# EXERCISE OBJECTIVE:
Leave out the pictures and restate the rest of the data exactly.

# EXCERPTED DATA:
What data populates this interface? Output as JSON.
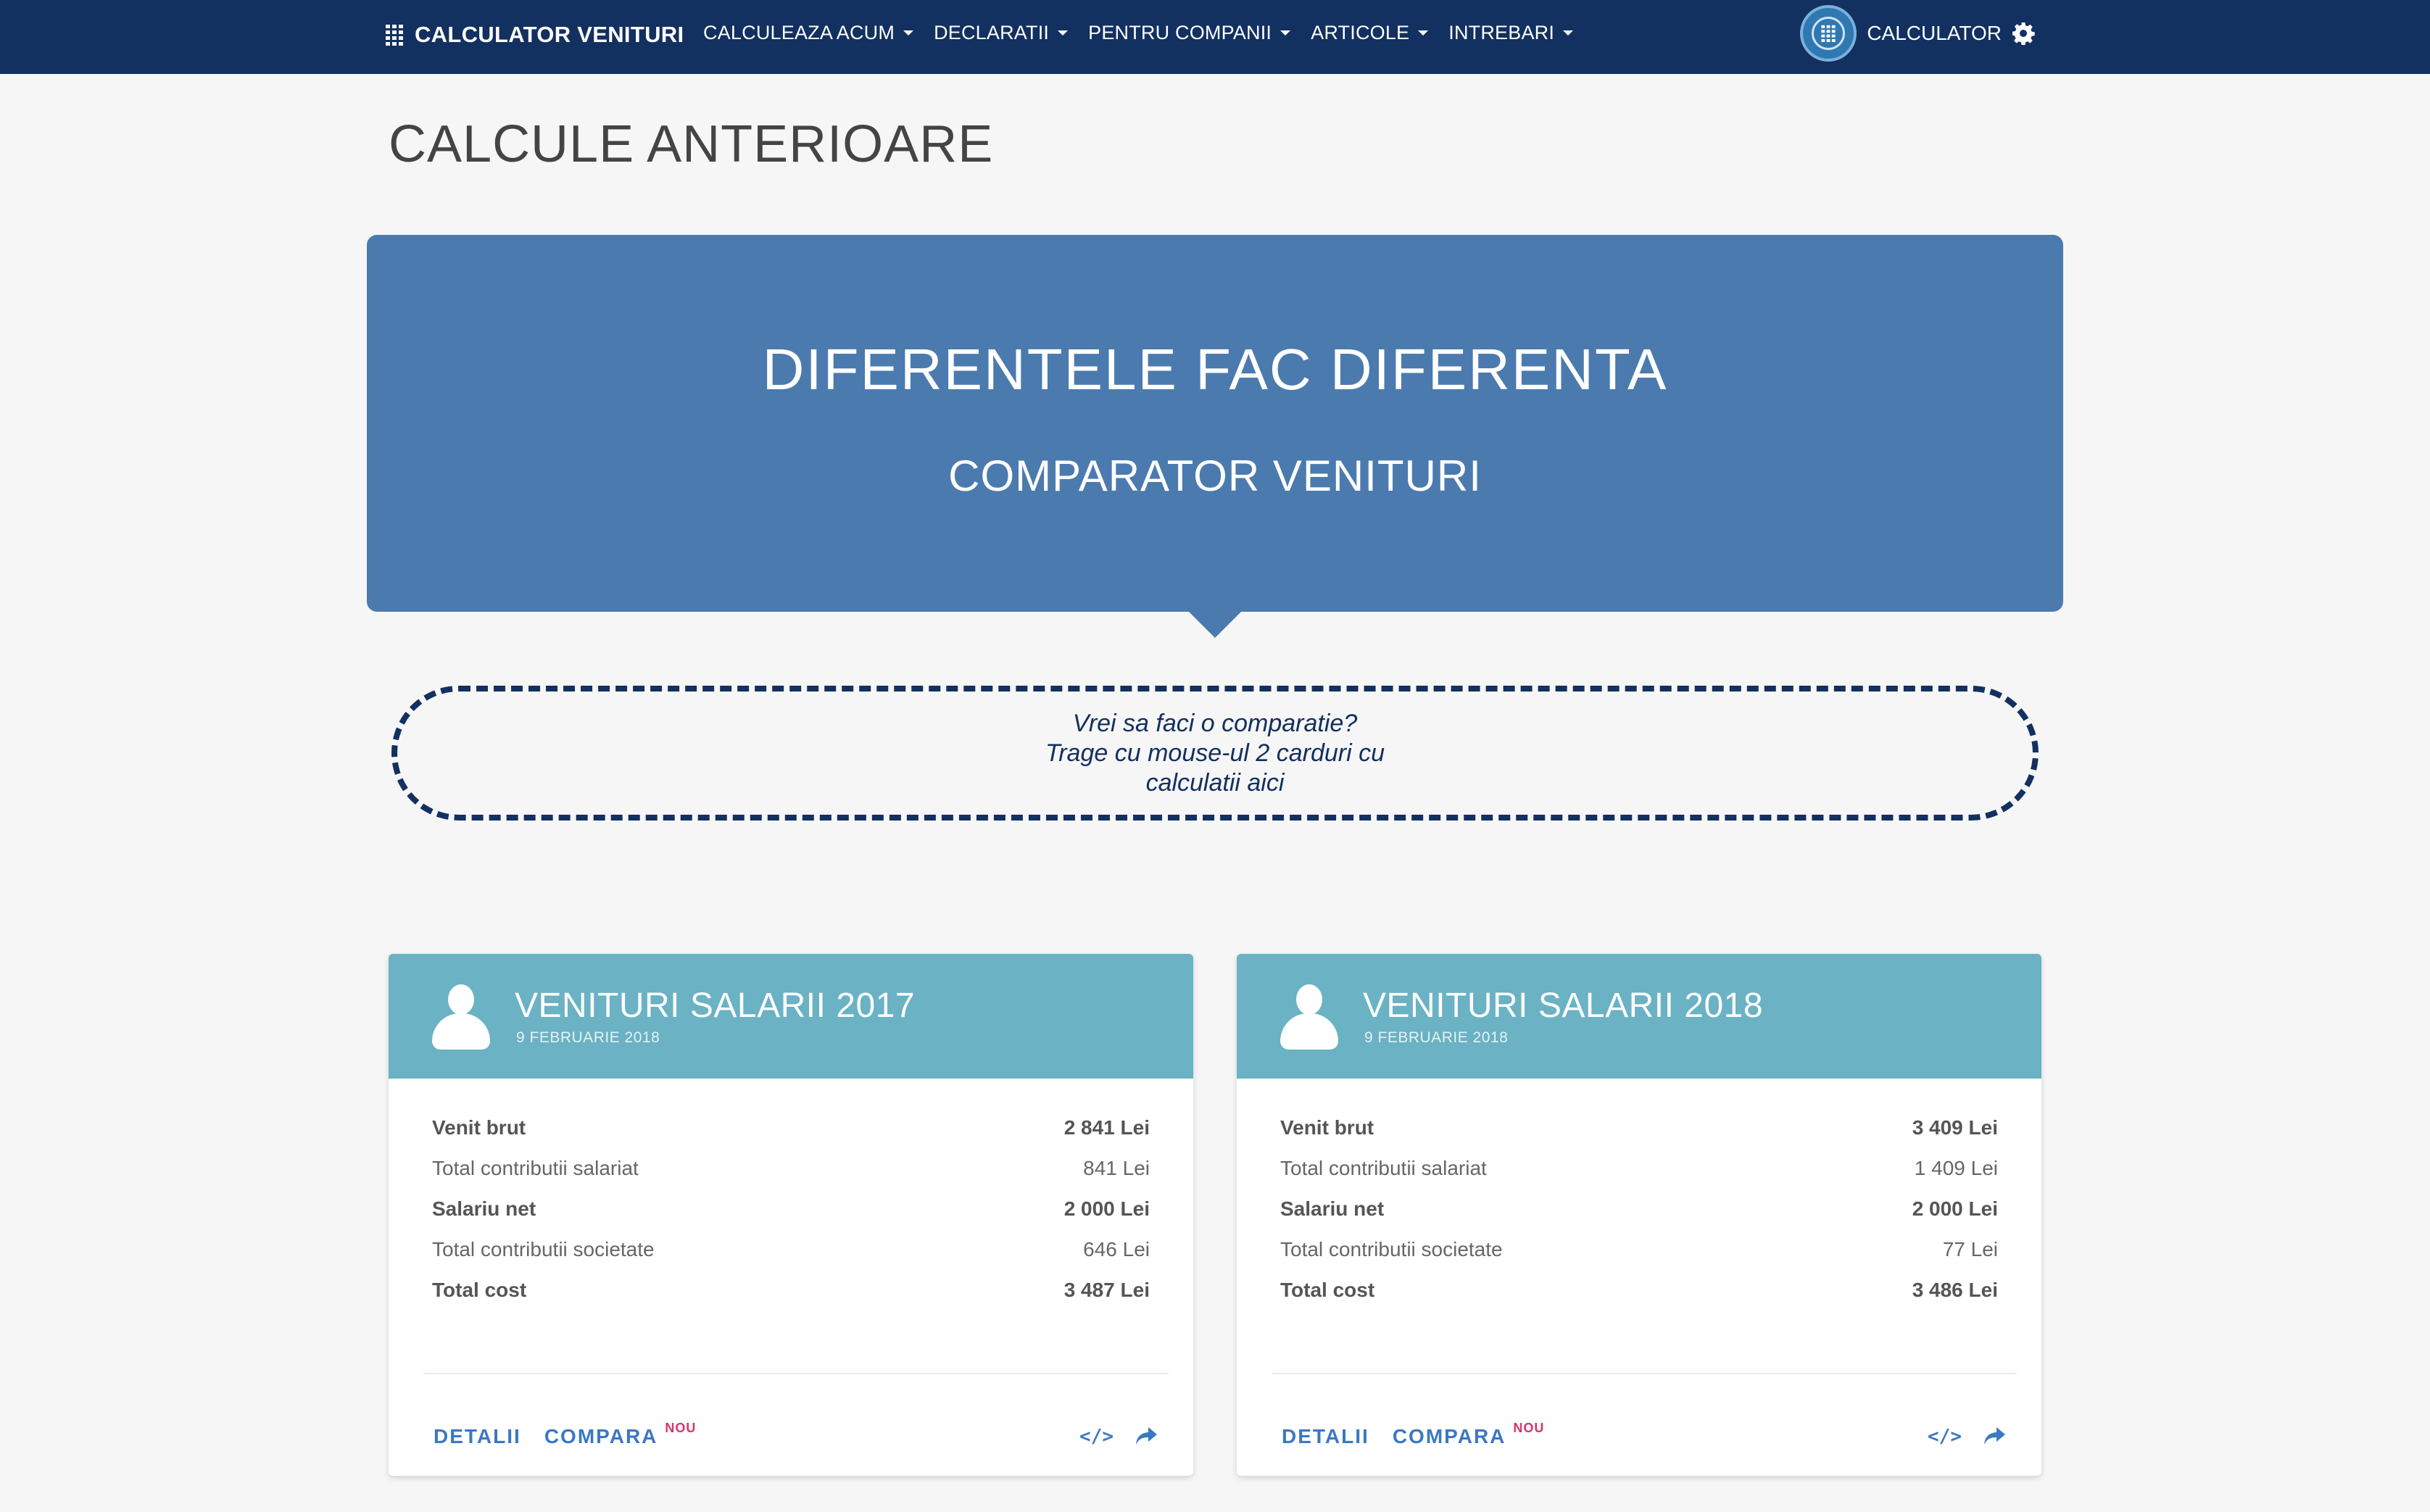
{
  "navbar": {
    "brand": "CALCULATOR VENITURI",
    "items": [
      {
        "label": "CALCULEAZA ACUM"
      },
      {
        "label": "DECLARATII"
      },
      {
        "label": "PENTRU COMPANII"
      },
      {
        "label": "ARTICOLE"
      },
      {
        "label": "INTREBARI"
      }
    ],
    "right_label": "CALCULATOR"
  },
  "page": {
    "title": "CALCULE ANTERIOARE"
  },
  "hero": {
    "title": "DIFERENTELE FAC DIFERENTA",
    "subtitle": "COMPARATOR VENITURI"
  },
  "dropzone": {
    "line1": "Vrei sa faci o comparatie?",
    "line2": "Trage cu mouse-ul 2 carduri cu",
    "line3": "calculatii aici"
  },
  "cards": [
    {
      "title": "VENITURI SALARII 2017",
      "date": "9 FEBRUARIE 2018",
      "rows": [
        {
          "label": "Venit brut",
          "value": "2 841 Lei"
        },
        {
          "label": "Total contributii salariat",
          "value": "841 Lei"
        },
        {
          "label": "Salariu net",
          "value": "2 000 Lei"
        },
        {
          "label": "Total contributii societate",
          "value": "646 Lei"
        },
        {
          "label": "Total cost",
          "value": "3 487 Lei"
        }
      ],
      "details_label": "DETALII",
      "compare_label": "COMPARA",
      "new_badge": "NOU",
      "code_label": "</>"
    },
    {
      "title": "VENITURI SALARII 2018",
      "date": "9 FEBRUARIE 2018",
      "rows": [
        {
          "label": "Venit brut",
          "value": "3 409 Lei"
        },
        {
          "label": "Total contributii salariat",
          "value": "1 409 Lei"
        },
        {
          "label": "Salariu net",
          "value": "2 000 Lei"
        },
        {
          "label": "Total contributii societate",
          "value": "77 Lei"
        },
        {
          "label": "Total cost",
          "value": "3 486 Lei"
        }
      ],
      "details_label": "DETALII",
      "compare_label": "COMPARA",
      "new_badge": "NOU",
      "code_label": "</>"
    }
  ],
  "colors": {
    "navbar": "#123060",
    "hero": "#4b7aae",
    "card_header": "#6ab2c4",
    "link": "#3b78c4",
    "new_badge": "#d9336b"
  },
  "icons": {
    "brand": "calculator-grid-icon",
    "settings": "gear-icon",
    "avatar": "user-icon",
    "share": "share-icon"
  }
}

# TASK RESULT:
What data populates this interface? Output as JSON.
{
  "navbar": {
    "brand": "CALCULATOR VENITURI",
    "items": [
      {
        "label": "CALCULEAZA ACUM"
      },
      {
        "label": "DECLARATII"
      },
      {
        "label": "PENTRU COMPANII"
      },
      {
        "label": "ARTICOLE"
      },
      {
        "label": "INTREBARI"
      }
    ],
    "right_label": "CALCULATOR"
  },
  "page": {
    "title": "CALCULE ANTERIOARE"
  },
  "hero": {
    "title": "DIFERENTELE FAC DIFERENTA",
    "subtitle": "COMPARATOR VENITURI"
  },
  "dropzone": {
    "line1": "Vrei sa faci o comparatie?",
    "line2": "Trage cu mouse-ul 2 carduri cu",
    "line3": "calculatii aici"
  },
  "cards": [
    {
      "title": "VENITURI SALARII 2017",
      "date": "9 FEBRUARIE 2018",
      "rows": [
        {
          "label": "Venit brut",
          "value": "2 841 Lei"
        },
        {
          "label": "Total contributii salariat",
          "value": "841 Lei"
        },
        {
          "label": "Salariu net",
          "value": "2 000 Lei"
        },
        {
          "label": "Total contributii societate",
          "value": "646 Lei"
        },
        {
          "label": "Total cost",
          "value": "3 487 Lei"
        }
      ],
      "details_label": "DETALII",
      "compare_label": "COMPARA",
      "new_badge": "NOU",
      "code_label": "</>"
    },
    {
      "title": "VENITURI SALARII 2018",
      "date": "9 FEBRUARIE 2018",
      "rows": [
        {
          "label": "Venit brut",
          "value": "3 409 Lei"
        },
        {
          "label": "Total contributii salariat",
          "value": "1 409 Lei"
        },
        {
          "label": "Salariu net",
          "value": "2 000 Lei"
        },
        {
          "label": "Total contributii societate",
          "value": "77 Lei"
        },
        {
          "label": "Total cost",
          "value": "3 486 Lei"
        }
      ],
      "details_label": "DETALII",
      "compare_label": "COMPARA",
      "new_badge": "NOU",
      "code_label": "</>"
    }
  ],
  "colors": {
    "navbar": "#123060",
    "hero": "#4b7aae",
    "card_header": "#6ab2c4",
    "link": "#3b78c4",
    "new_badge": "#d9336b"
  },
  "icons": {
    "brand": "calculator-grid-icon",
    "settings": "gear-icon",
    "avatar": "user-icon",
    "share": "share-icon"
  }
}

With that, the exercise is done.